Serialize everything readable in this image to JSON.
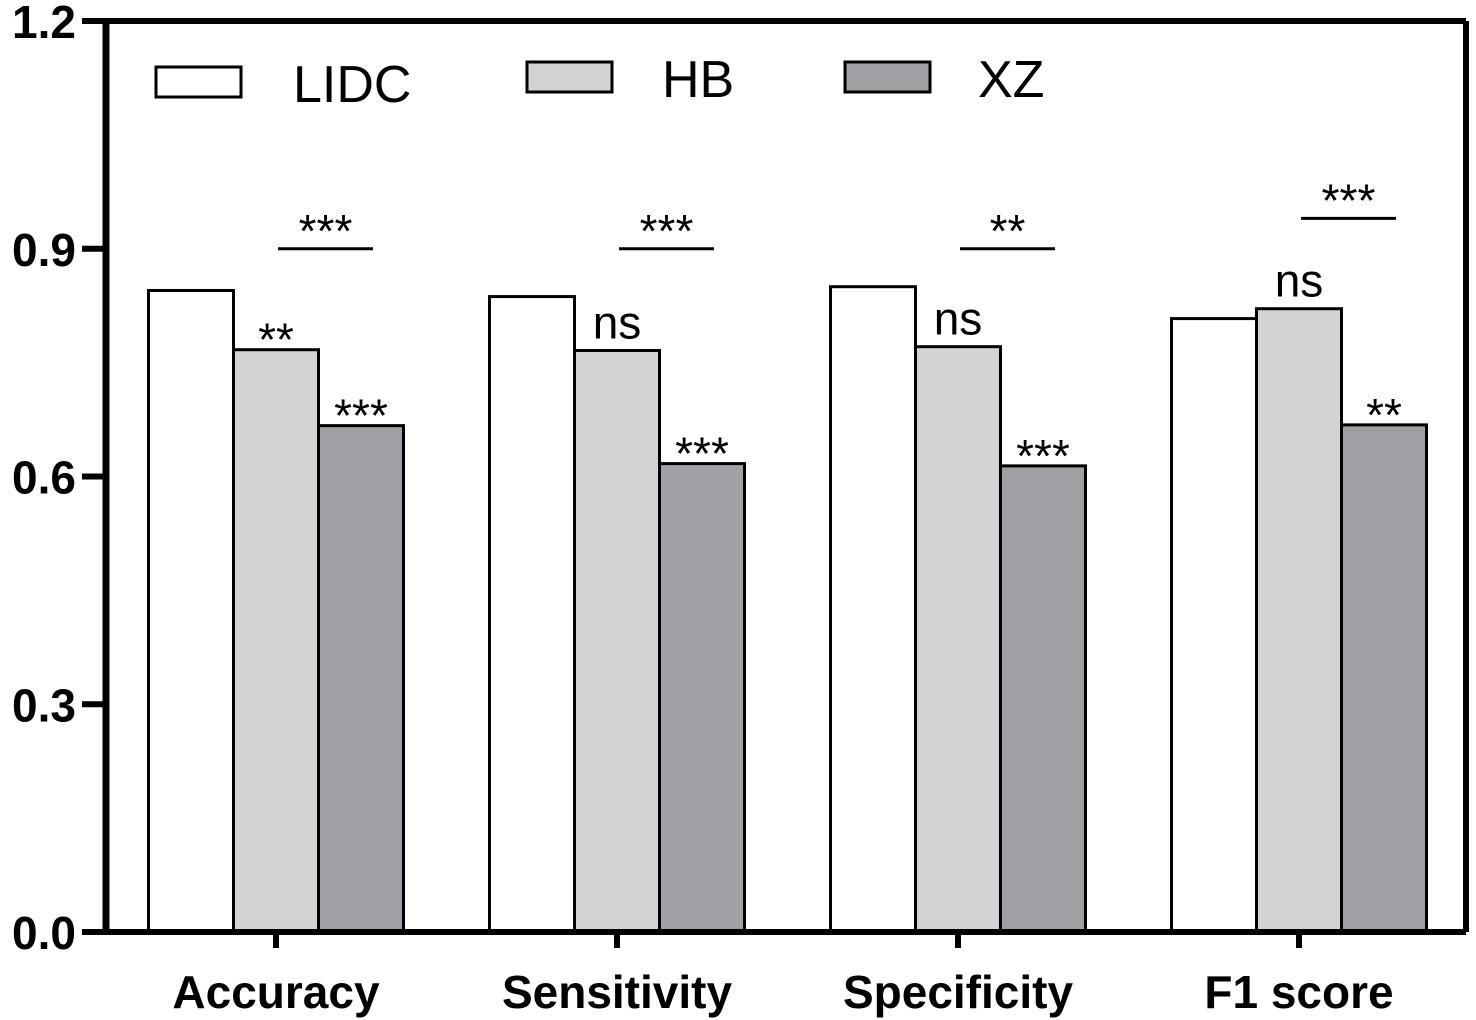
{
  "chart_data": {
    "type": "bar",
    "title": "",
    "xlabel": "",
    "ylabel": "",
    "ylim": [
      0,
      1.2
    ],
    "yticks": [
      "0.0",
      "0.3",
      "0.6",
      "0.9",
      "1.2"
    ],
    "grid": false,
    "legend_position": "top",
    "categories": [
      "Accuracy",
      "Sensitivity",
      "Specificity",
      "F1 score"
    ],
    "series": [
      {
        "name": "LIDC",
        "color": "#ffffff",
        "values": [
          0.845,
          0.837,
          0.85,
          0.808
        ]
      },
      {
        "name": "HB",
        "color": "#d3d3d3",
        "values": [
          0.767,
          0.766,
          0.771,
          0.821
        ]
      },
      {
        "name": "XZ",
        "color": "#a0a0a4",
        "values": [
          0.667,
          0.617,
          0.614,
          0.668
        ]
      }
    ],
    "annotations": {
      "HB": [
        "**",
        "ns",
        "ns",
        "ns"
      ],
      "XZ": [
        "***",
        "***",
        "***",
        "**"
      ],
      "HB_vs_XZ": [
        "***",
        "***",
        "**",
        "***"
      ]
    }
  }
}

*****

▶ [Task to complete] Determine the number of lines in the entries above where the string "color" appears. Answer with the number alone.

▶ [The solution] 3